[Data items]
-=-=-
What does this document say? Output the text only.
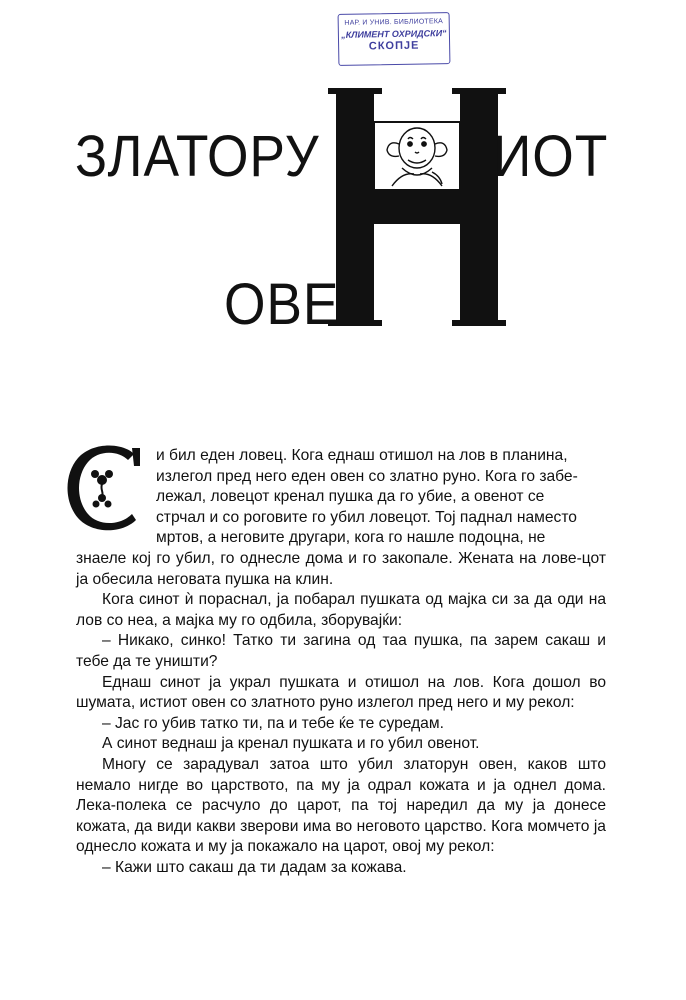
НАР. И УНИВ. БИБЛИОТЕКА
„КЛИМЕНТ ОХРИДСКИ“
СКОПЈЕ
ЗЛАТОРУ	ИОТ
ОВЕ

и бил еден ловец. Кога еднаш отишол на лов в планина,

излегол пред него еден овен со златно руно. Кога го забе-

лежал, ловецот кренал пушка да го убие, а овенот се

стрчал и со роговите го убил ловецот. Тој паднал наместо

мртов, а неговите другари, кога го нашле подоцна, не

знаеле кој го убил, го однесле дома и го закопале. Жената на лове-цот ја обесила неговата пушка на клин.

Кога синот ѝ пораснал, ја побарал пушката од мајка си за да оди на лов со неа, а мајка му го одбила, зборувајќи:

– Никако, синко! Татко ти загина од таа пушка, па зарем сакаш и тебе да те уништи?

Еднаш синот ја украл пушката и отишол на лов. Кога дошол во шумата, истиот овен со златното руно излегол пред него и му рекол:

– Јас го убив татко ти, па и тебе ќе те суредам.

А синот веднаш ја кренал пушката и го убил овенот.

Многу се зарадувал затоа што убил златорун овен, каков што немало нигде во царството, па му ја одрал кожата и ја однел дома. Лека-полека се расчуло до царот, па тој наредил да му ја донесе кожата, да види какви зверови има во неговото царство. Кога момчето ја однесло кожата и му ја покажало на царот, овој му рекол:

– Кажи што сакаш да ти дадам за кожава.
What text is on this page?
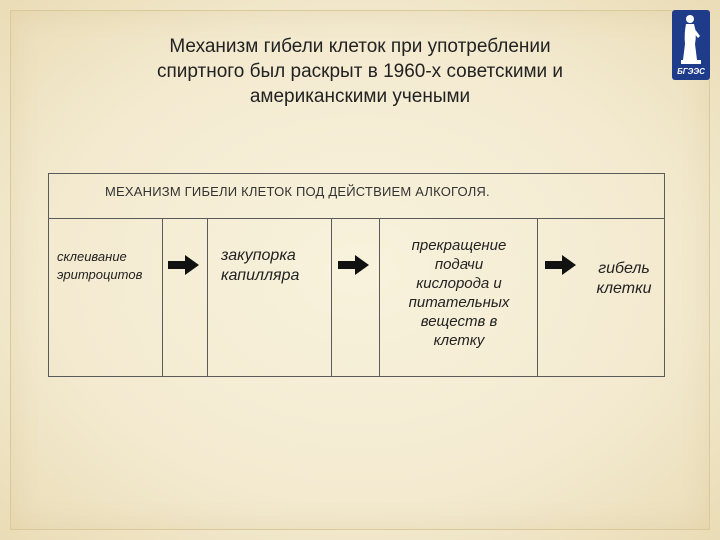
Механизм гибели клеток при употреблении
спиртного был раскрыт в 1960-х советскими и
американскими учеными
БГЭЭС
МЕХАНИЗМ ГИБЕЛИ КЛЕТОК ПОД ДЕЙСТВИЕМ АЛКОГОЛЯ.
склеивание
эритроцитов
закупорка
капилляра
прекращение
подачи
кислорода и
питательных
веществ в
клетку
гибель
клетки
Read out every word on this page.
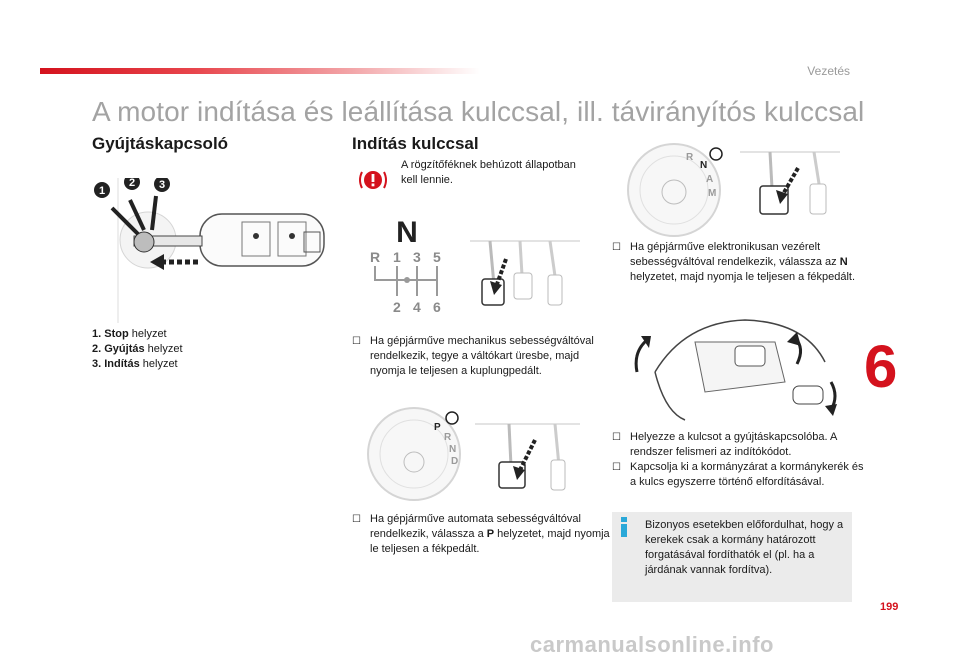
Vezetés
A motor indítása és leállítása kulccsal, ill. távirányítós kulccsal
Gyújtáskapcsoló
1
2 3
1. Stop helyzet
2. Gyújtás helyzet
3. Indítás helyzet
Indítás kulccsal
A rögzítőféknek behúzott állapotban kell lennie.
N
R 1 3 5
2 4 6
☐ Ha gépjárműve mechanikus sebességváltóval rendelkezik, tegye a váltókart üresbe, majd nyomja le teljesen a kuplungpedált.
P
R
N
D
☐ Ha gépjárműve automata sebességváltóval rendelkezik, válassza a P helyzetet, majd nyomja le teljesen a fékpedált.
R
N
A
M
☐ Ha gépjárműve elektronikusan vezérelt sebességváltóval rendelkezik, válassza az N helyzetet, majd nyomja le teljesen a fékpedált.
☐ Helyezze a kulcsot a gyújtáskapcsolóba. A rendszer felismeri az indítókódot.
☐ Kapcsolja ki a kormányzárat a kormánykerék és a kulcs egyszerre történő elfordításával.
Bizonyos esetekben előfordulhat, hogy a kerekek csak a kormány határozott forgatásával fordíthatók el (pl. ha a járdának vannak fordítva).
6
199
carmanualsonline.info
-=-=-
Where a line above includes "овенот", copy that line.

#### SOLUTION TO THE PROBLEM:
лежал, ловецот кренал пушка да го убие, а овенот се
А синот веднаш ја кренал пушката и го убил овенот.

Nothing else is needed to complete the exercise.